==== RECORDS FOR THIS EXERCISE

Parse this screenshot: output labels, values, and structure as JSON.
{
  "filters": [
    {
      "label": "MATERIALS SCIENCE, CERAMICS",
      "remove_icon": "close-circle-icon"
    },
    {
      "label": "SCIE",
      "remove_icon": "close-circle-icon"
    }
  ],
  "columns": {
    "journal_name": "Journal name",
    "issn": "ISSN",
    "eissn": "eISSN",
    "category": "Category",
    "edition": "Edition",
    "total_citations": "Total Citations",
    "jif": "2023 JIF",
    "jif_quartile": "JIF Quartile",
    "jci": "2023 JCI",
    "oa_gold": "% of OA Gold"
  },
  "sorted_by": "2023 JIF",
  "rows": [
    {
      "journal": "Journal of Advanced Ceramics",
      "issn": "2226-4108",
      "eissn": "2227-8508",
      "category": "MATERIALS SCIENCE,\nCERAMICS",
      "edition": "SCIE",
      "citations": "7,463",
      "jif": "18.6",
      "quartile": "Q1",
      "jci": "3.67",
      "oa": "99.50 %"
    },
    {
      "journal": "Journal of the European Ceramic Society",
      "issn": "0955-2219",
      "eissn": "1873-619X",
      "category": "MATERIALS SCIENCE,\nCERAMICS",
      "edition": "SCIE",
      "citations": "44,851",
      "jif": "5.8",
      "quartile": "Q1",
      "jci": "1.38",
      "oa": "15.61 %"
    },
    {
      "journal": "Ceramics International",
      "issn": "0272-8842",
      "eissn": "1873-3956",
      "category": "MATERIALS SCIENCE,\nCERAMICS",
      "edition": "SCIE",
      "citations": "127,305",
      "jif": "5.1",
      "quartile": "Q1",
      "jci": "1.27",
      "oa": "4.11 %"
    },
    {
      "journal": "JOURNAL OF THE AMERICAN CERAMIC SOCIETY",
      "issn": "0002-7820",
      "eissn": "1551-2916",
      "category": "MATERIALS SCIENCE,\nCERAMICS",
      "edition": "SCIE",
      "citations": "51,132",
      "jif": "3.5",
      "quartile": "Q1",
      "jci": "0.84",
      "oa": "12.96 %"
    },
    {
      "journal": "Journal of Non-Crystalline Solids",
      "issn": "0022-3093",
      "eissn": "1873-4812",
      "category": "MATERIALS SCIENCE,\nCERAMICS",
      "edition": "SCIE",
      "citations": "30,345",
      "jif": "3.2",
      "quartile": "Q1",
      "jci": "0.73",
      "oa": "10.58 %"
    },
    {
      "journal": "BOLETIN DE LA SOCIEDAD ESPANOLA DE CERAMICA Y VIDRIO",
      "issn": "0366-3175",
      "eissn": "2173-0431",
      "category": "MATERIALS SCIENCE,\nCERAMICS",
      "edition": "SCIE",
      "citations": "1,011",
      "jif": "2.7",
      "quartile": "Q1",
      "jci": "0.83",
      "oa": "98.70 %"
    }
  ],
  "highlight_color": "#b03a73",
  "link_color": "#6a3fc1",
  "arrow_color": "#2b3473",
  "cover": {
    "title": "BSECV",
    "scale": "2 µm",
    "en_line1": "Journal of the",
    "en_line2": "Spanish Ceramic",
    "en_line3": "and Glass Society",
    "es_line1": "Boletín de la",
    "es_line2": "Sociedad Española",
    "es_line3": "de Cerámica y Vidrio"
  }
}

========

▶ **WHAT YOU HAVE TO DO**:
Write out every entry above, word for word.

▶ **SOLUTION BELOW**:
Parse this screenshot: output labels, values, and structure as JSON.
{
  "filters": [
    {
      "label": "MATERIALS SCIENCE, CERAMICS",
      "remove_icon": "close-circle-icon"
    },
    {
      "label": "SCIE",
      "remove_icon": "close-circle-icon"
    }
  ],
  "columns": {
    "journal_name": "Journal name",
    "issn": "ISSN",
    "eissn": "eISSN",
    "category": "Category",
    "edition": "Edition",
    "total_citations": "Total Citations",
    "jif": "2023 JIF",
    "jif_quartile": "JIF Quartile",
    "jci": "2023 JCI",
    "oa_gold": "% of OA Gold"
  },
  "sorted_by": "2023 JIF",
  "rows": [
    {
      "journal": "Journal of Advanced Ceramics",
      "issn": "2226-4108",
      "eissn": "2227-8508",
      "category": "MATERIALS SCIENCE,\nCERAMICS",
      "edition": "SCIE",
      "citations": "7,463",
      "jif": "18.6",
      "quartile": "Q1",
      "jci": "3.67",
      "oa": "99.50 %"
    },
    {
      "journal": "Journal of the European Ceramic Society",
      "issn": "0955-2219",
      "eissn": "1873-619X",
      "category": "MATERIALS SCIENCE,\nCERAMICS",
      "edition": "SCIE",
      "citations": "44,851",
      "jif": "5.8",
      "quartile": "Q1",
      "jci": "1.38",
      "oa": "15.61 %"
    },
    {
      "journal": "Ceramics International",
      "issn": "0272-8842",
      "eissn": "1873-3956",
      "category": "MATERIALS SCIENCE,\nCERAMICS",
      "edition": "SCIE",
      "citations": "127,305",
      "jif": "5.1",
      "quartile": "Q1",
      "jci": "1.27",
      "oa": "4.11 %"
    },
    {
      "journal": "JOURNAL OF THE AMERICAN CERAMIC SOCIETY",
      "issn": "0002-7820",
      "eissn": "1551-2916",
      "category": "MATERIALS SCIENCE,\nCERAMICS",
      "edition": "SCIE",
      "citations": "51,132",
      "jif": "3.5",
      "quartile": "Q1",
      "jci": "0.84",
      "oa": "12.96 %"
    },
    {
      "journal": "Journal of Non-Crystalline Solids",
      "issn": "0022-3093",
      "eissn": "1873-4812",
      "category": "MATERIALS SCIENCE,\nCERAMICS",
      "edition": "SCIE",
      "citations": "30,345",
      "jif": "3.2",
      "quartile": "Q1",
      "jci": "0.73",
      "oa": "10.58 %"
    },
    {
      "journal": "BOLETIN DE LA SOCIEDAD ESPANOLA DE CERAMICA Y VIDRIO",
      "issn": "0366-3175",
      "eissn": "2173-0431",
      "category": "MATERIALS SCIENCE,\nCERAMICS",
      "edition": "SCIE",
      "citations": "1,011",
      "jif": "2.7",
      "quartile": "Q1",
      "jci": "0.83",
      "oa": "98.70 %"
    }
  ],
  "highlight_color": "#b03a73",
  "link_color": "#6a3fc1",
  "arrow_color": "#2b3473",
  "cover": {
    "title": "BSECV",
    "scale": "2 µm",
    "en_line1": "Journal of the",
    "en_line2": "Spanish Ceramic",
    "en_line3": "and Glass Society",
    "es_line1": "Boletín de la",
    "es_line2": "Sociedad Española",
    "es_line3": "de Cerámica y Vidrio"
  }
}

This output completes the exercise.